Extracted records
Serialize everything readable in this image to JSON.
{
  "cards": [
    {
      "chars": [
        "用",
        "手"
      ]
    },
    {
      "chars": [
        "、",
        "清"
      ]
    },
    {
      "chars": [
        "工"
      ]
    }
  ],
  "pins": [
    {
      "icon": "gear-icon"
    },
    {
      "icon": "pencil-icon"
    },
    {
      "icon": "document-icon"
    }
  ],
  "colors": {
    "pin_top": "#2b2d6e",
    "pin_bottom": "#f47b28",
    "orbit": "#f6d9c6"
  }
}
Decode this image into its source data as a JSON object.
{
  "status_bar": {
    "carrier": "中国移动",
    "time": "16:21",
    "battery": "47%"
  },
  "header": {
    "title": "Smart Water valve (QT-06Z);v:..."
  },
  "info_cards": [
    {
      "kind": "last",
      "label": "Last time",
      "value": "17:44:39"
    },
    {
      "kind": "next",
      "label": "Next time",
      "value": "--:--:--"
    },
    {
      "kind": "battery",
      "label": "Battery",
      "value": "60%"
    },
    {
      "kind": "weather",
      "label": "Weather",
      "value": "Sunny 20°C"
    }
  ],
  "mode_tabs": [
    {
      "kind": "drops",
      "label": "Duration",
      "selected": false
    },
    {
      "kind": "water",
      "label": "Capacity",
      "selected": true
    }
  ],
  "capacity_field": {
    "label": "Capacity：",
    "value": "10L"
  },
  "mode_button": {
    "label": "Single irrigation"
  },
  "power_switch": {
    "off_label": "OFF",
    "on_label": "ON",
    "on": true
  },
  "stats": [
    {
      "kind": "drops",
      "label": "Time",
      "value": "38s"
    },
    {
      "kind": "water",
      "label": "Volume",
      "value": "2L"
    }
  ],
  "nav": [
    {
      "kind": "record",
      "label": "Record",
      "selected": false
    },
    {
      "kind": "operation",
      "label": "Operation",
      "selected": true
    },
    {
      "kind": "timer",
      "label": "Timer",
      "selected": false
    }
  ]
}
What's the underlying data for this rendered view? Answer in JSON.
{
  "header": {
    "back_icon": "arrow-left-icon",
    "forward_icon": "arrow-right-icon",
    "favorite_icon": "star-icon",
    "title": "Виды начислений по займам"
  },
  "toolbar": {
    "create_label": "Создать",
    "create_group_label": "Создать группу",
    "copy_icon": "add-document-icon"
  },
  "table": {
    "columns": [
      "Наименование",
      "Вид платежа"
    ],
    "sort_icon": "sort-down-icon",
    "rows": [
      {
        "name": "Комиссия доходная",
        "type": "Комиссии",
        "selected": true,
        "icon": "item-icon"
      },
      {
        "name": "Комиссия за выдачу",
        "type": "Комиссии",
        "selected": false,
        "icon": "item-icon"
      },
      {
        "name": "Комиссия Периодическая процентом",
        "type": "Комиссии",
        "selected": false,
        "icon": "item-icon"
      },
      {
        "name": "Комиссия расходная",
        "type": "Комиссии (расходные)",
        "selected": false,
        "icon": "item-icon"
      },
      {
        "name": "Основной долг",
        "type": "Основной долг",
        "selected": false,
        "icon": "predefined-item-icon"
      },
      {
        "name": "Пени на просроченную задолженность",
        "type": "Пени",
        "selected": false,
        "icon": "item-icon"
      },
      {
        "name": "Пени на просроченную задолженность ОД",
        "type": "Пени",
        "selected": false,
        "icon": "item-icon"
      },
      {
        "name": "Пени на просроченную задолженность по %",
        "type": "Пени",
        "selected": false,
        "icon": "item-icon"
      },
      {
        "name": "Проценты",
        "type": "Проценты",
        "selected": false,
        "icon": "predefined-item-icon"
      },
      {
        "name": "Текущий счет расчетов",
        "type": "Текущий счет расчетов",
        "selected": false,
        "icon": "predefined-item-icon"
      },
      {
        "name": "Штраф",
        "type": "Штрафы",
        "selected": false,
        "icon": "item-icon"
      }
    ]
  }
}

Problem to work on: List the lines that contain the word "kind".

Solution:
      "kind": "last",
      "kind": "next",
      "kind": "battery",
      "kind": "weather",
      "kind": "drops",
      "kind": "water",
      "kind": "drops",
      "kind": "water",
      "kind": "record",
      "kind": "operation",
      "kind": "timer",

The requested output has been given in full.